- To be done -
From the entries below, gather every line containing the string "histórico".

- Supplied records -
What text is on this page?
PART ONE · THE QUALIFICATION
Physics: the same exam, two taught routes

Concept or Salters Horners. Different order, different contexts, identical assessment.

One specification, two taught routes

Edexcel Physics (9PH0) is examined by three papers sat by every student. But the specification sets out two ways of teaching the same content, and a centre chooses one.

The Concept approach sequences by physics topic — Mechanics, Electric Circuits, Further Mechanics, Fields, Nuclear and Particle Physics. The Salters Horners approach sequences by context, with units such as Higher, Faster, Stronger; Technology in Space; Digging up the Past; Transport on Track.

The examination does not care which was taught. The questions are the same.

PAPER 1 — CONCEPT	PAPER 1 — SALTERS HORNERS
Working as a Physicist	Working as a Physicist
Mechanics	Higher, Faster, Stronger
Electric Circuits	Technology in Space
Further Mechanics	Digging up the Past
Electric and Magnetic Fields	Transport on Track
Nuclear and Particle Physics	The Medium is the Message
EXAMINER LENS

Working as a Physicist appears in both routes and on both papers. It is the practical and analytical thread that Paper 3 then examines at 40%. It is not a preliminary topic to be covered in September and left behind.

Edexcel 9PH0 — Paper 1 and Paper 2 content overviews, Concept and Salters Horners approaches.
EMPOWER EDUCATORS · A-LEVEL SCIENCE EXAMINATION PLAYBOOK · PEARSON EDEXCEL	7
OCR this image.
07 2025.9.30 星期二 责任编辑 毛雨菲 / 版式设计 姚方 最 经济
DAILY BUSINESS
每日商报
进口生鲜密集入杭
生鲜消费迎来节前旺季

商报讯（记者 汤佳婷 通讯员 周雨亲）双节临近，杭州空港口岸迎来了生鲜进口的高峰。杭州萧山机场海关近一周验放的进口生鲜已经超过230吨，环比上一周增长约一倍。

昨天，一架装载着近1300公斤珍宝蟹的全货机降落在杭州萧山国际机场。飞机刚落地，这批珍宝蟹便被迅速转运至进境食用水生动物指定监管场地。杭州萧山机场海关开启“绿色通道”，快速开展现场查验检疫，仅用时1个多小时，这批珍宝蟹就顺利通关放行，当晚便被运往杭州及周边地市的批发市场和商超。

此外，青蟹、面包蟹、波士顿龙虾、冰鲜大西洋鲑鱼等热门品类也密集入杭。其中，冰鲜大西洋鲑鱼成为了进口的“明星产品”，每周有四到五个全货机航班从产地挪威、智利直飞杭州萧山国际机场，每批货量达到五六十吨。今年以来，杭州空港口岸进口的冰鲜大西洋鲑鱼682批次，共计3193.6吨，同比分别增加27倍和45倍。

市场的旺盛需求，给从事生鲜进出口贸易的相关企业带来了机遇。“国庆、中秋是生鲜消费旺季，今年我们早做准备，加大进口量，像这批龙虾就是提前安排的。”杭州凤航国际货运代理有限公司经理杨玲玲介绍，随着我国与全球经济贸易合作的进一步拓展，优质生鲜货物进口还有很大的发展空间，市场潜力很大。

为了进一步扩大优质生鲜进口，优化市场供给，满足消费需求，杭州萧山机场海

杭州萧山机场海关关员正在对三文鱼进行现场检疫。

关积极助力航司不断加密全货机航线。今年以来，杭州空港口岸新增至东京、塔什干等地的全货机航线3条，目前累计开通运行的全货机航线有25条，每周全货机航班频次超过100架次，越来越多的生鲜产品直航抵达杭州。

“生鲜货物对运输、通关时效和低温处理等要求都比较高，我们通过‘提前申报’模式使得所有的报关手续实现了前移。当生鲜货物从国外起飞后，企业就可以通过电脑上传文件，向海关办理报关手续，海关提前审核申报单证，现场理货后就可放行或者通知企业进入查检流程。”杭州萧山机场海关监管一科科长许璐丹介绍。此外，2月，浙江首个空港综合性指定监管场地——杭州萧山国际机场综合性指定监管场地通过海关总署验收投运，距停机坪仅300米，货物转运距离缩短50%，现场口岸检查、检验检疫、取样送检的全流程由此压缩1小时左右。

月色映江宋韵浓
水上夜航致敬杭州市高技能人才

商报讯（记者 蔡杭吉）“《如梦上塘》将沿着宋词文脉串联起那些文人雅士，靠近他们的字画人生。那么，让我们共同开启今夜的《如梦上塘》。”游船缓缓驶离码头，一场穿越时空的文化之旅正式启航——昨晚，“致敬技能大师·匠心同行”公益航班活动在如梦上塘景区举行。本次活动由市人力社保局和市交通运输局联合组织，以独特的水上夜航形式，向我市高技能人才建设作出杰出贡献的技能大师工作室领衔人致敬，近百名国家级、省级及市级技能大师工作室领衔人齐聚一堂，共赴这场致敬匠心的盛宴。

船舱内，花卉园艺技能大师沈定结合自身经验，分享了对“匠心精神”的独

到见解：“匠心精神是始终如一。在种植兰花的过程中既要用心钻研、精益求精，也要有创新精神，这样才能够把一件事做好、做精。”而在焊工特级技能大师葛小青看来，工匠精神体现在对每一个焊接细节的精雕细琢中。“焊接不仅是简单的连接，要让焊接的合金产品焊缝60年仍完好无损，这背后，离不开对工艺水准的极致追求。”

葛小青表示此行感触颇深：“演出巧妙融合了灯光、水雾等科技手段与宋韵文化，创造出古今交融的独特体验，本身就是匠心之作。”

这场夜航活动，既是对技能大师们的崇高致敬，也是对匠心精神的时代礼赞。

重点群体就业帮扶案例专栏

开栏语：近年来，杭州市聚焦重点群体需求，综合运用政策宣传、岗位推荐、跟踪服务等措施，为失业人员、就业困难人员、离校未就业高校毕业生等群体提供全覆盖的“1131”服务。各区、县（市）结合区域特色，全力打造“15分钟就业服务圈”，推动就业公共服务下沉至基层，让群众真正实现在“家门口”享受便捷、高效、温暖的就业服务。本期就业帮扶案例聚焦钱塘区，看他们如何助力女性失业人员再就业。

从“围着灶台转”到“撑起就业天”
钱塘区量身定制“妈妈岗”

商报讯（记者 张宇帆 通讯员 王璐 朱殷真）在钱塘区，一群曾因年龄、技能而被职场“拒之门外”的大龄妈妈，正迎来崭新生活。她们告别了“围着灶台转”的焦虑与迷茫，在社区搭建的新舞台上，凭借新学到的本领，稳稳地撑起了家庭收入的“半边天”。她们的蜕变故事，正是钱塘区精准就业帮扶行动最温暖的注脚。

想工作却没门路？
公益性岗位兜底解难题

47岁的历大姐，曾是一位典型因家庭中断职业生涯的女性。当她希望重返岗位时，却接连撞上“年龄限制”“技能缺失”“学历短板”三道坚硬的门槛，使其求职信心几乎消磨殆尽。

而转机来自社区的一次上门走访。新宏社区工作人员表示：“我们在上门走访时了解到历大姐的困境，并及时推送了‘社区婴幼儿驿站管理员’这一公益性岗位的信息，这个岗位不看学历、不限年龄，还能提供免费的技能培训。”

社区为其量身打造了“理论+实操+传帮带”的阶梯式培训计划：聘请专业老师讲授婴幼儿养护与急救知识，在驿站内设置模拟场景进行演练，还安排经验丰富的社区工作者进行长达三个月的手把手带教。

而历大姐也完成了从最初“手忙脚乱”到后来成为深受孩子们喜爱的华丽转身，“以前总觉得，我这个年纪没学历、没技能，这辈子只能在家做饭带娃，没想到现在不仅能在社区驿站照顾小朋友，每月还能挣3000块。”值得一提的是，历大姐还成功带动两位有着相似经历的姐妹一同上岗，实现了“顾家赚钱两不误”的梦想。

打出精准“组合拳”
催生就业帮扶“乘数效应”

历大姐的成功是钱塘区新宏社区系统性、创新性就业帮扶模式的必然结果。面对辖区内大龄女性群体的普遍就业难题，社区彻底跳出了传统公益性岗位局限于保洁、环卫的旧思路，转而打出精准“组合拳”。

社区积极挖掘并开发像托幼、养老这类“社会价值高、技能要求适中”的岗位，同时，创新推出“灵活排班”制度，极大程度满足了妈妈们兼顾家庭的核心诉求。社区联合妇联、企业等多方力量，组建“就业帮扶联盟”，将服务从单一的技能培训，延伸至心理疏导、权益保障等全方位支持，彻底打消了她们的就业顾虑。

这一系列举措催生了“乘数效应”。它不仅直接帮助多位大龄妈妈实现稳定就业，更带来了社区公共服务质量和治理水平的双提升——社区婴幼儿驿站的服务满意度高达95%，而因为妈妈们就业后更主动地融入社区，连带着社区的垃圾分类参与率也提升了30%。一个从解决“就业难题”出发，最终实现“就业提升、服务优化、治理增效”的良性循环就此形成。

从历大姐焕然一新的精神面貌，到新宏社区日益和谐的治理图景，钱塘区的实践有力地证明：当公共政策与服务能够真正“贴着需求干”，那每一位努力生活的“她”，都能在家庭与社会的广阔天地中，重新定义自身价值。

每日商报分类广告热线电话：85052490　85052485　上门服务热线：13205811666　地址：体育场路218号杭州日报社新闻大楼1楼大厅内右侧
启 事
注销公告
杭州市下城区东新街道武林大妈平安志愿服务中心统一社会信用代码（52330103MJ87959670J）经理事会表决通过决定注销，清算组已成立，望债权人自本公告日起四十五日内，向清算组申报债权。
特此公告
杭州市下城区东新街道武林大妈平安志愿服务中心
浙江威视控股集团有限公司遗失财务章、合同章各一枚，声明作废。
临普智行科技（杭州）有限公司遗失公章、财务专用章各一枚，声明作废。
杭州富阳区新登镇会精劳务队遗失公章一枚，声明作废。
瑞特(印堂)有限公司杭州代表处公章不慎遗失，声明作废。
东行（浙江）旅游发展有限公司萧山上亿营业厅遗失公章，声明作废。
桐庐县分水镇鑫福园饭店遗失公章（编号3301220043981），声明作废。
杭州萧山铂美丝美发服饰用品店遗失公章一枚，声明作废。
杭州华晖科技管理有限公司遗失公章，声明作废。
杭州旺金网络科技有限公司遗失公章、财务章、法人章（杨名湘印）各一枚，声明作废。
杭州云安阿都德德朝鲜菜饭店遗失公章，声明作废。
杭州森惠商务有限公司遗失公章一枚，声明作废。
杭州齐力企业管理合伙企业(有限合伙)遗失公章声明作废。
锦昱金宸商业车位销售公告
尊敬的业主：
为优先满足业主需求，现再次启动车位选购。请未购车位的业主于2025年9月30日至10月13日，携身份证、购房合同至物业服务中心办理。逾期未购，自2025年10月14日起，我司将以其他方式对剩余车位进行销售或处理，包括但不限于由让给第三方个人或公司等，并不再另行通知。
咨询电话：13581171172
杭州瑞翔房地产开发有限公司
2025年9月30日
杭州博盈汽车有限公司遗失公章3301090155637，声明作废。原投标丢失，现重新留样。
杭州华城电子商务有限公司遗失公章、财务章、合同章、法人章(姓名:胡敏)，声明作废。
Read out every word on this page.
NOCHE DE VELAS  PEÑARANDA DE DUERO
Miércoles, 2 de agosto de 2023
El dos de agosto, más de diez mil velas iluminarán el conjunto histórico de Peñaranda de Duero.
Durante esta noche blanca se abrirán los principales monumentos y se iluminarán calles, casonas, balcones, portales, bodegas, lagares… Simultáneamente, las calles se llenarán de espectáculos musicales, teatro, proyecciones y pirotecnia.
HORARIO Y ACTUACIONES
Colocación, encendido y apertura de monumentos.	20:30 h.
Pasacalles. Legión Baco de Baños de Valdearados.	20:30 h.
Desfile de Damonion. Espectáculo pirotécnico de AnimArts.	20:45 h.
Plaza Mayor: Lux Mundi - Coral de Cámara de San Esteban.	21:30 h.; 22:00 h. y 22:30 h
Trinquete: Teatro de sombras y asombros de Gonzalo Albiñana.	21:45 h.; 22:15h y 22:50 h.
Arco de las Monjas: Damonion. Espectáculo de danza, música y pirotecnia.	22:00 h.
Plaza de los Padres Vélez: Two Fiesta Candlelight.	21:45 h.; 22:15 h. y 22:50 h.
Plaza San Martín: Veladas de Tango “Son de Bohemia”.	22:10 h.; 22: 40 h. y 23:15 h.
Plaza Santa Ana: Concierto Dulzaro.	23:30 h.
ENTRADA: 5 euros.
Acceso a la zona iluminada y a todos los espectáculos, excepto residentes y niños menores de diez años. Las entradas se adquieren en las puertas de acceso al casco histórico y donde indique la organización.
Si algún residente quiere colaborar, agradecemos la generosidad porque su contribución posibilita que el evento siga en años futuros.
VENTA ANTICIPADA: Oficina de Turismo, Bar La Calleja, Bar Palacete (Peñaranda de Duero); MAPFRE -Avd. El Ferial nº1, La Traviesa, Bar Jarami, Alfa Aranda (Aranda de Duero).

- Output for this exercise -
El dos de agosto, más de diez mil velas iluminarán el conjunto histórico de Peñaranda de Duero.
Acceso a la zona iluminada y a todos los espectáculos, excepto residentes y niños menores de diez años. Las entradas se adquieren en las puertas de acceso al casco histórico y donde indique la organización.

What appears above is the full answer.